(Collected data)
## begin
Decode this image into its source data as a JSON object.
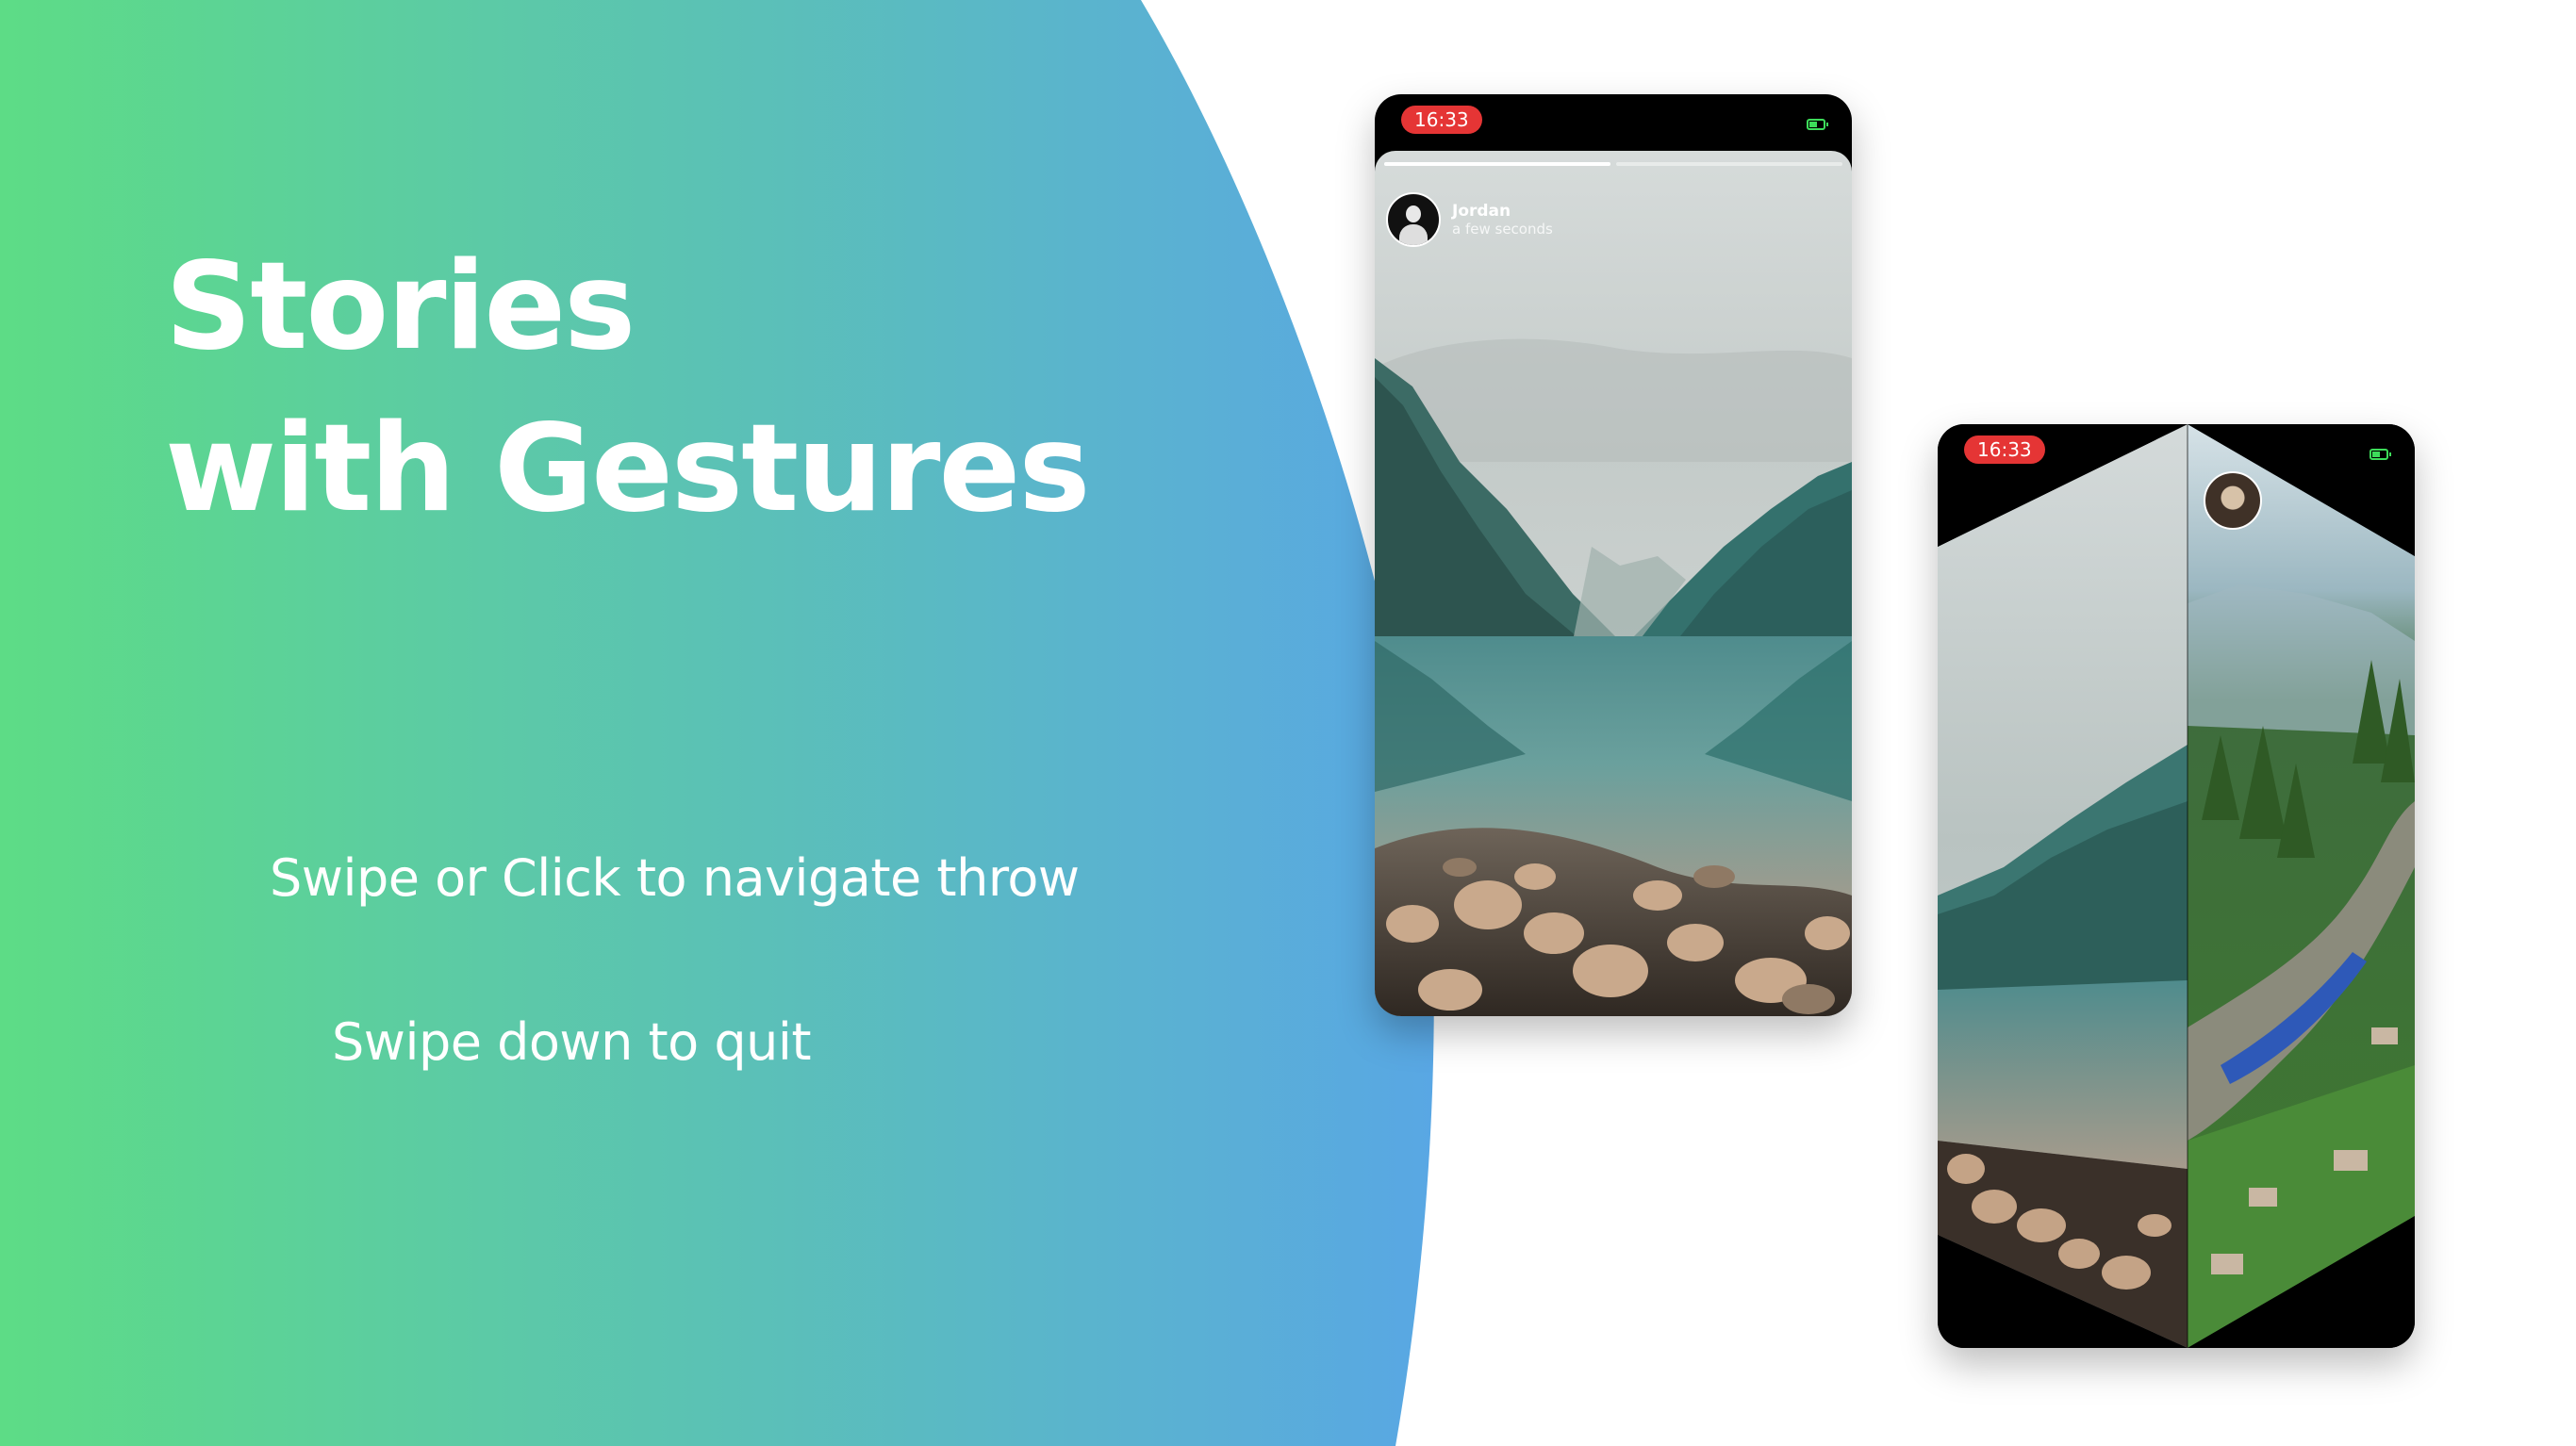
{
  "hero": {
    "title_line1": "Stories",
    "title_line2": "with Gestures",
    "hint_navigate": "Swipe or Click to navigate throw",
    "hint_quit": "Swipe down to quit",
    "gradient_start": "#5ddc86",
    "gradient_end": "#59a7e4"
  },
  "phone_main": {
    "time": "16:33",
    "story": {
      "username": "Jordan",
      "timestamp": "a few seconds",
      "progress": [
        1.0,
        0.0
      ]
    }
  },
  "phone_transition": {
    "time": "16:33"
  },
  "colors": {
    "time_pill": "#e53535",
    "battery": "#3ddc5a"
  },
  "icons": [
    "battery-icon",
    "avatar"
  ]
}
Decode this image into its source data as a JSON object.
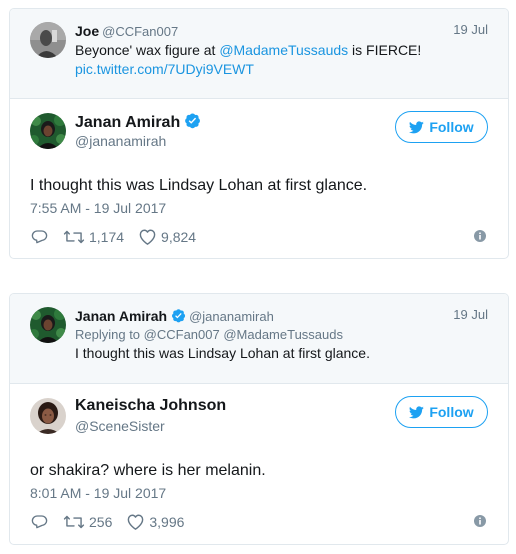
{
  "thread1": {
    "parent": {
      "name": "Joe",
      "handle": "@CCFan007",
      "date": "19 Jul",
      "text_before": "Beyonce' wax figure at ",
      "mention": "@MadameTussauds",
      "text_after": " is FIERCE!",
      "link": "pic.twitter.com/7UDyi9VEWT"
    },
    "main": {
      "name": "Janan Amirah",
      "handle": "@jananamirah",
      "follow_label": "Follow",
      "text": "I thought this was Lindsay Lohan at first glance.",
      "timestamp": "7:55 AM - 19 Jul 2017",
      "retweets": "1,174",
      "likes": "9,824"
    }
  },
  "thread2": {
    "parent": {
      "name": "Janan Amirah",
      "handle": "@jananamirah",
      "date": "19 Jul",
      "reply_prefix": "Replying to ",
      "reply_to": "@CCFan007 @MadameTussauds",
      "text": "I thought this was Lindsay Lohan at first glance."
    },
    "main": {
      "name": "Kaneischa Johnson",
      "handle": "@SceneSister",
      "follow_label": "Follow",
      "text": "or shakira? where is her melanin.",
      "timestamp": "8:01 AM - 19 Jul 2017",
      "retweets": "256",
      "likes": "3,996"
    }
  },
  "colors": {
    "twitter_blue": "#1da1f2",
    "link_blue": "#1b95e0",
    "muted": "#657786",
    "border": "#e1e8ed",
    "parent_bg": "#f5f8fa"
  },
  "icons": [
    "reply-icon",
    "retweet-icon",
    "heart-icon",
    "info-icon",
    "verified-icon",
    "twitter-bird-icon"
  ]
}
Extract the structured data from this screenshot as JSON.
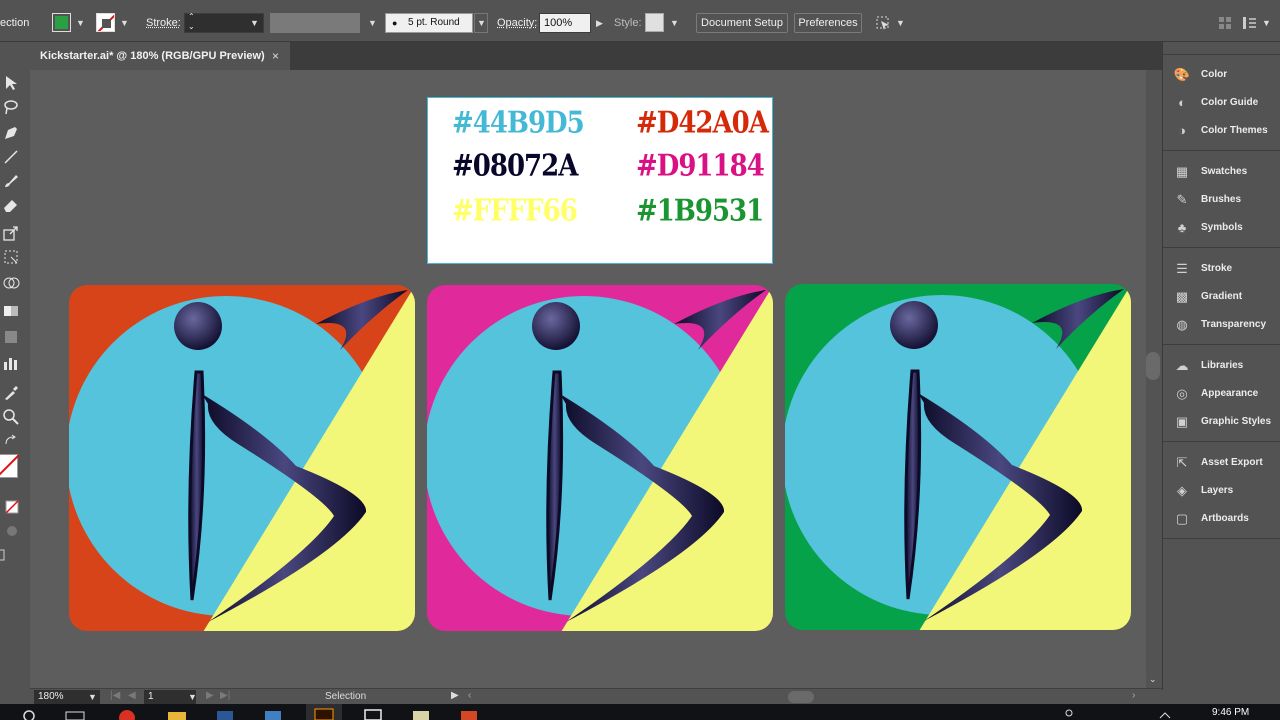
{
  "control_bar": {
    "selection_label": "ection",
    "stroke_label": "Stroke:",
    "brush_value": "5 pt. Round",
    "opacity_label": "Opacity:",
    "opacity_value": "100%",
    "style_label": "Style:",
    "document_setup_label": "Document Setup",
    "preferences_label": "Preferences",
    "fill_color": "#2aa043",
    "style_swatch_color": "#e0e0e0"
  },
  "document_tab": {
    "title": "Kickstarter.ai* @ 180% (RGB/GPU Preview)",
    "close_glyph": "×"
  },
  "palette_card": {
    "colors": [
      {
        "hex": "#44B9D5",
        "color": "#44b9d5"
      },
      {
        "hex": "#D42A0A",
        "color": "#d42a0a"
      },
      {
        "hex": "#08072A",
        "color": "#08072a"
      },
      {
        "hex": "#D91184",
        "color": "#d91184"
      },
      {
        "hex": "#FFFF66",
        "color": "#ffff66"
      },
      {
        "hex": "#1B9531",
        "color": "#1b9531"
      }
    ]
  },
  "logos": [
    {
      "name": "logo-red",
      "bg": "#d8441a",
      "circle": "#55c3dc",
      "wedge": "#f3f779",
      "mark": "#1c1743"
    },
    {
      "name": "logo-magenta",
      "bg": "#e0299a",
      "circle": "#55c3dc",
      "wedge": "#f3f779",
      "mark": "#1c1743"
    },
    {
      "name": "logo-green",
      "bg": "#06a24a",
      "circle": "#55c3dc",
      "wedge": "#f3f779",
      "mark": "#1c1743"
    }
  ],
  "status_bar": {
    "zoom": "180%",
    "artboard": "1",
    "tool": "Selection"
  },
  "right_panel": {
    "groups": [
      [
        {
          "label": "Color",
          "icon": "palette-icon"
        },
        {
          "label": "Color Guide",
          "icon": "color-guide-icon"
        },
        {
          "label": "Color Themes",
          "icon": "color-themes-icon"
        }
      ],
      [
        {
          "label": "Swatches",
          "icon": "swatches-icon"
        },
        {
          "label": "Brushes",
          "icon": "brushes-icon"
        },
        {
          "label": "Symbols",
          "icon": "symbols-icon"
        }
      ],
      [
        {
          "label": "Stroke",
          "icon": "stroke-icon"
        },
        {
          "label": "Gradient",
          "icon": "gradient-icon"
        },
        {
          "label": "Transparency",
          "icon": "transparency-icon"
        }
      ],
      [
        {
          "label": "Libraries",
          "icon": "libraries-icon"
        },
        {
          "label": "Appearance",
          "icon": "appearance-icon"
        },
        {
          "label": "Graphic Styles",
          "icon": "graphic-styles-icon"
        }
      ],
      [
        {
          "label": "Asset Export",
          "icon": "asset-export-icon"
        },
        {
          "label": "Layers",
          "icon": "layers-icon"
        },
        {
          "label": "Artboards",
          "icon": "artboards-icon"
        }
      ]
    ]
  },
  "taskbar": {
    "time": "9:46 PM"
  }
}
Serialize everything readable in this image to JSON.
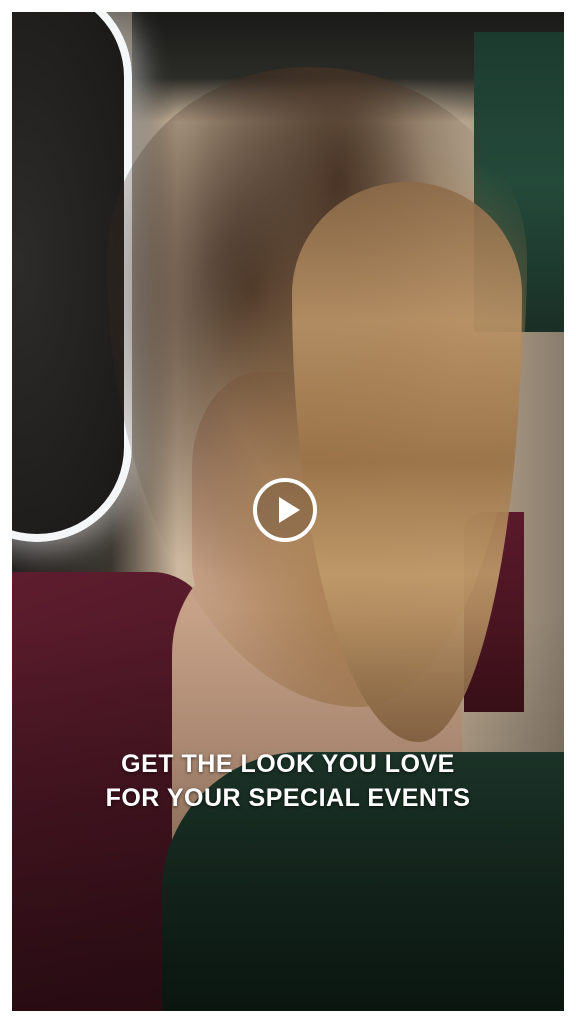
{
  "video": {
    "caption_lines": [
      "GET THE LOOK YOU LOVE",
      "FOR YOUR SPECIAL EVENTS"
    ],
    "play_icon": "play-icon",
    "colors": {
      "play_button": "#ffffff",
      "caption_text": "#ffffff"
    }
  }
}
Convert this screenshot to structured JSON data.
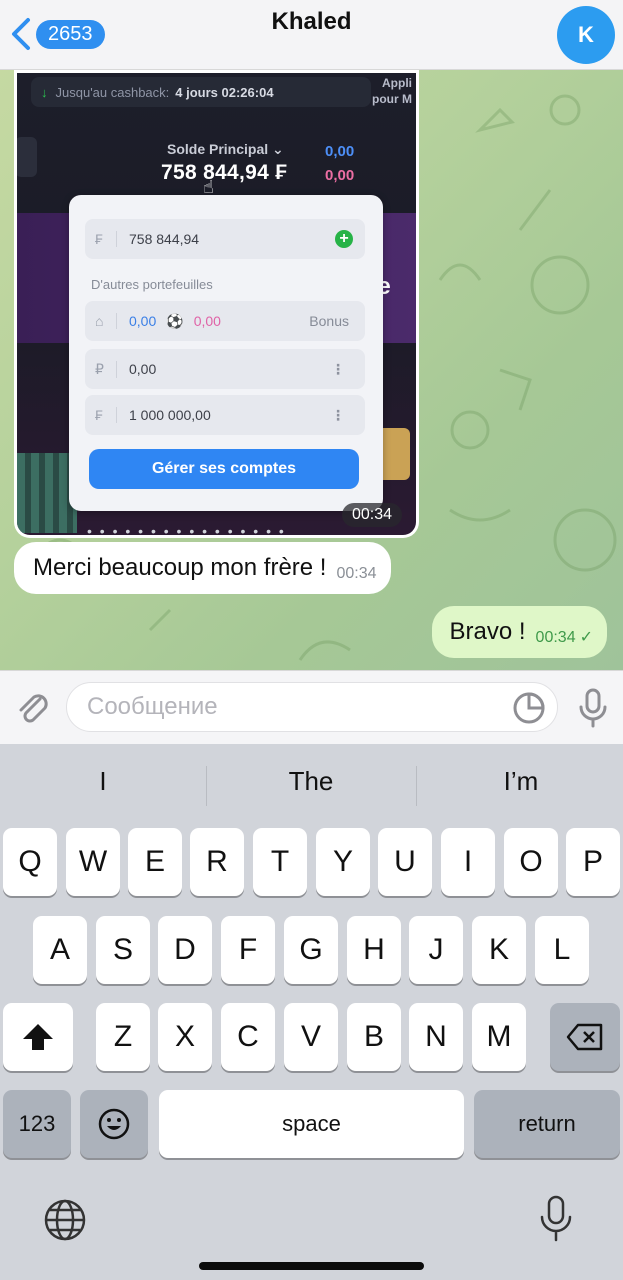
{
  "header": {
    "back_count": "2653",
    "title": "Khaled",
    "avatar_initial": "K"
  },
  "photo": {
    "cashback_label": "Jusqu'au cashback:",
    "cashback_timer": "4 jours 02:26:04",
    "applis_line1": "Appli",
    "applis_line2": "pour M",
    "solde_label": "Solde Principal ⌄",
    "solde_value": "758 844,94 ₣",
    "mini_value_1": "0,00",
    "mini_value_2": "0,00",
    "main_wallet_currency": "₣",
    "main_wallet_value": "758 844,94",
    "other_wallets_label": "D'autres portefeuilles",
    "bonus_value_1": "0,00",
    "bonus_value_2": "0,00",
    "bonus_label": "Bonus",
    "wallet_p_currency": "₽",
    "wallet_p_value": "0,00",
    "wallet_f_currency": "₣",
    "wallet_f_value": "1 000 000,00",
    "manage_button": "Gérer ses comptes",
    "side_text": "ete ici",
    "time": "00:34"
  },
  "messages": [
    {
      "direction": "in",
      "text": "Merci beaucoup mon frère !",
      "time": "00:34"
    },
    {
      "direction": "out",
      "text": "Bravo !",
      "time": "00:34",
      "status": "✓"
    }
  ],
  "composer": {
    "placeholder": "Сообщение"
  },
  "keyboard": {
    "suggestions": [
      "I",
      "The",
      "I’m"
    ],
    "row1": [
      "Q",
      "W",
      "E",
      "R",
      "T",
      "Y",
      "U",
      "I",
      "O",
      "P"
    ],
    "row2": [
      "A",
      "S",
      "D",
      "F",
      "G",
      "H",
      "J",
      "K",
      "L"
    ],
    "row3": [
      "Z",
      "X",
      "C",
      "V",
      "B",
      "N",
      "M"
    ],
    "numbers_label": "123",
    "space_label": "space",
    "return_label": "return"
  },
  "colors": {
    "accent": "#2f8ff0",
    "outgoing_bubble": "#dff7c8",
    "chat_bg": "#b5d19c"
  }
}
## end
→ **Exercise prompt**: Extract each line from the entries above that contains the string "Swipe".

→ **Exercise answer**:
    "hint_navigate": "Swipe or Click to navigate throw",
    "hint_quit": "Swipe down to quit",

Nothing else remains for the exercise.